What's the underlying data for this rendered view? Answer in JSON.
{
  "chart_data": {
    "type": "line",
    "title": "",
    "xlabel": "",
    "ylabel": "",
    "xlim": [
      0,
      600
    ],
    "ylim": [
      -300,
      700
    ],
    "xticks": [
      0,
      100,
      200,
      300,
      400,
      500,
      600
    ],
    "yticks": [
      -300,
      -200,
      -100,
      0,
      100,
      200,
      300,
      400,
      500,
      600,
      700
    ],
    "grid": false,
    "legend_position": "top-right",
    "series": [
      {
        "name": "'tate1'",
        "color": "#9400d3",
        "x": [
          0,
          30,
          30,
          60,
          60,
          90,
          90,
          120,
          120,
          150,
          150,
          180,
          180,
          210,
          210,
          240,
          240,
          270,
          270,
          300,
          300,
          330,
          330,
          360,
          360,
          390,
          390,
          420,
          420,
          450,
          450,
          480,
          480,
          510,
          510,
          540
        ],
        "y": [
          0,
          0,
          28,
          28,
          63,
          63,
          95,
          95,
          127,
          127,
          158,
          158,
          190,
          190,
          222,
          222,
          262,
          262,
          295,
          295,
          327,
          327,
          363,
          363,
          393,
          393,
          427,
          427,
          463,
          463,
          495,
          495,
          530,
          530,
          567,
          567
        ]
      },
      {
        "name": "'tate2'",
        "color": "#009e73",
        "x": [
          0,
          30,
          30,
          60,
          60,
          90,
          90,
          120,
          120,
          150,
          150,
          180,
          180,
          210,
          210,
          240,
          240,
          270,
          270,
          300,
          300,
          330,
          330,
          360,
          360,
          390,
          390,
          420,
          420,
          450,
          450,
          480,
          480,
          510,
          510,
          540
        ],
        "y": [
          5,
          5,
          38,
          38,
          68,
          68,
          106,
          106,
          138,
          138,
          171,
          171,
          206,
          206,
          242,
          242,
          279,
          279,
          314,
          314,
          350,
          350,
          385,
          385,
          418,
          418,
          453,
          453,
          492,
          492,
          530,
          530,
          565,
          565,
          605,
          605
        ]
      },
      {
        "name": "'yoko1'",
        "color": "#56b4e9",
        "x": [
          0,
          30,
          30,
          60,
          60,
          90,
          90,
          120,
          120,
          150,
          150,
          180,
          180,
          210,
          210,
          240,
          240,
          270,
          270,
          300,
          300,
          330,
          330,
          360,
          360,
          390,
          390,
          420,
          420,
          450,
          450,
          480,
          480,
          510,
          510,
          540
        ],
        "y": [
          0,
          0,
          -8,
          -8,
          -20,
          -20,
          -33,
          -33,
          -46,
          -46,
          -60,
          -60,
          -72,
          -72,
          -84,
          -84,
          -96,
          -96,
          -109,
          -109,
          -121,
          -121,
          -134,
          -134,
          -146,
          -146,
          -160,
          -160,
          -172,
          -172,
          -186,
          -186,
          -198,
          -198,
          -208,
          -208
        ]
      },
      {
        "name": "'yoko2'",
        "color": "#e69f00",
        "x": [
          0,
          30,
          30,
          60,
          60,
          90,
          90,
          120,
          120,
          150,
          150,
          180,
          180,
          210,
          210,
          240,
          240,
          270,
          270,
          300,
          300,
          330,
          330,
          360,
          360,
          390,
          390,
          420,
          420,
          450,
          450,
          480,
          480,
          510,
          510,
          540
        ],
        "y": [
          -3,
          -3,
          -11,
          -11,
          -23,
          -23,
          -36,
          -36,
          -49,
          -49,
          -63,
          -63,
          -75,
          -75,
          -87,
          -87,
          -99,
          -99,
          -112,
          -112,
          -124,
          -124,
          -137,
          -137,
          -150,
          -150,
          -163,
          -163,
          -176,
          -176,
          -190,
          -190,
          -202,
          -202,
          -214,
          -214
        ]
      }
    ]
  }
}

• [Task to carry out]: Return all of the entries exactly as they were supplied.

• [Written answer]:
What's the underlying data for this rendered view? Answer in JSON.
{
  "chart_data": {
    "type": "line",
    "title": "",
    "xlabel": "",
    "ylabel": "",
    "xlim": [
      0,
      600
    ],
    "ylim": [
      -300,
      700
    ],
    "xticks": [
      0,
      100,
      200,
      300,
      400,
      500,
      600
    ],
    "yticks": [
      -300,
      -200,
      -100,
      0,
      100,
      200,
      300,
      400,
      500,
      600,
      700
    ],
    "grid": false,
    "legend_position": "top-right",
    "series": [
      {
        "name": "'tate1'",
        "color": "#9400d3",
        "x": [
          0,
          30,
          30,
          60,
          60,
          90,
          90,
          120,
          120,
          150,
          150,
          180,
          180,
          210,
          210,
          240,
          240,
          270,
          270,
          300,
          300,
          330,
          330,
          360,
          360,
          390,
          390,
          420,
          420,
          450,
          450,
          480,
          480,
          510,
          510,
          540
        ],
        "y": [
          0,
          0,
          28,
          28,
          63,
          63,
          95,
          95,
          127,
          127,
          158,
          158,
          190,
          190,
          222,
          222,
          262,
          262,
          295,
          295,
          327,
          327,
          363,
          363,
          393,
          393,
          427,
          427,
          463,
          463,
          495,
          495,
          530,
          530,
          567,
          567
        ]
      },
      {
        "name": "'tate2'",
        "color": "#009e73",
        "x": [
          0,
          30,
          30,
          60,
          60,
          90,
          90,
          120,
          120,
          150,
          150,
          180,
          180,
          210,
          210,
          240,
          240,
          270,
          270,
          300,
          300,
          330,
          330,
          360,
          360,
          390,
          390,
          420,
          420,
          450,
          450,
          480,
          480,
          510,
          510,
          540
        ],
        "y": [
          5,
          5,
          38,
          38,
          68,
          68,
          106,
          106,
          138,
          138,
          171,
          171,
          206,
          206,
          242,
          242,
          279,
          279,
          314,
          314,
          350,
          350,
          385,
          385,
          418,
          418,
          453,
          453,
          492,
          492,
          530,
          530,
          565,
          565,
          605,
          605
        ]
      },
      {
        "name": "'yoko1'",
        "color": "#56b4e9",
        "x": [
          0,
          30,
          30,
          60,
          60,
          90,
          90,
          120,
          120,
          150,
          150,
          180,
          180,
          210,
          210,
          240,
          240,
          270,
          270,
          300,
          300,
          330,
          330,
          360,
          360,
          390,
          390,
          420,
          420,
          450,
          450,
          480,
          480,
          510,
          510,
          540
        ],
        "y": [
          0,
          0,
          -8,
          -8,
          -20,
          -20,
          -33,
          -33,
          -46,
          -46,
          -60,
          -60,
          -72,
          -72,
          -84,
          -84,
          -96,
          -96,
          -109,
          -109,
          -121,
          -121,
          -134,
          -134,
          -146,
          -146,
          -160,
          -160,
          -172,
          -172,
          -186,
          -186,
          -198,
          -198,
          -208,
          -208
        ]
      },
      {
        "name": "'yoko2'",
        "color": "#e69f00",
        "x": [
          0,
          30,
          30,
          60,
          60,
          90,
          90,
          120,
          120,
          150,
          150,
          180,
          180,
          210,
          210,
          240,
          240,
          270,
          270,
          300,
          300,
          330,
          330,
          360,
          360,
          390,
          390,
          420,
          420,
          450,
          450,
          480,
          480,
          510,
          510,
          540
        ],
        "y": [
          -3,
          -3,
          -11,
          -11,
          -23,
          -23,
          -36,
          -36,
          -49,
          -49,
          -63,
          -63,
          -75,
          -75,
          -87,
          -87,
          -99,
          -99,
          -112,
          -112,
          -124,
          -124,
          -137,
          -137,
          -150,
          -150,
          -163,
          -163,
          -176,
          -176,
          -190,
          -190,
          -202,
          -202,
          -214,
          -214
        ]
      }
    ]
  }
}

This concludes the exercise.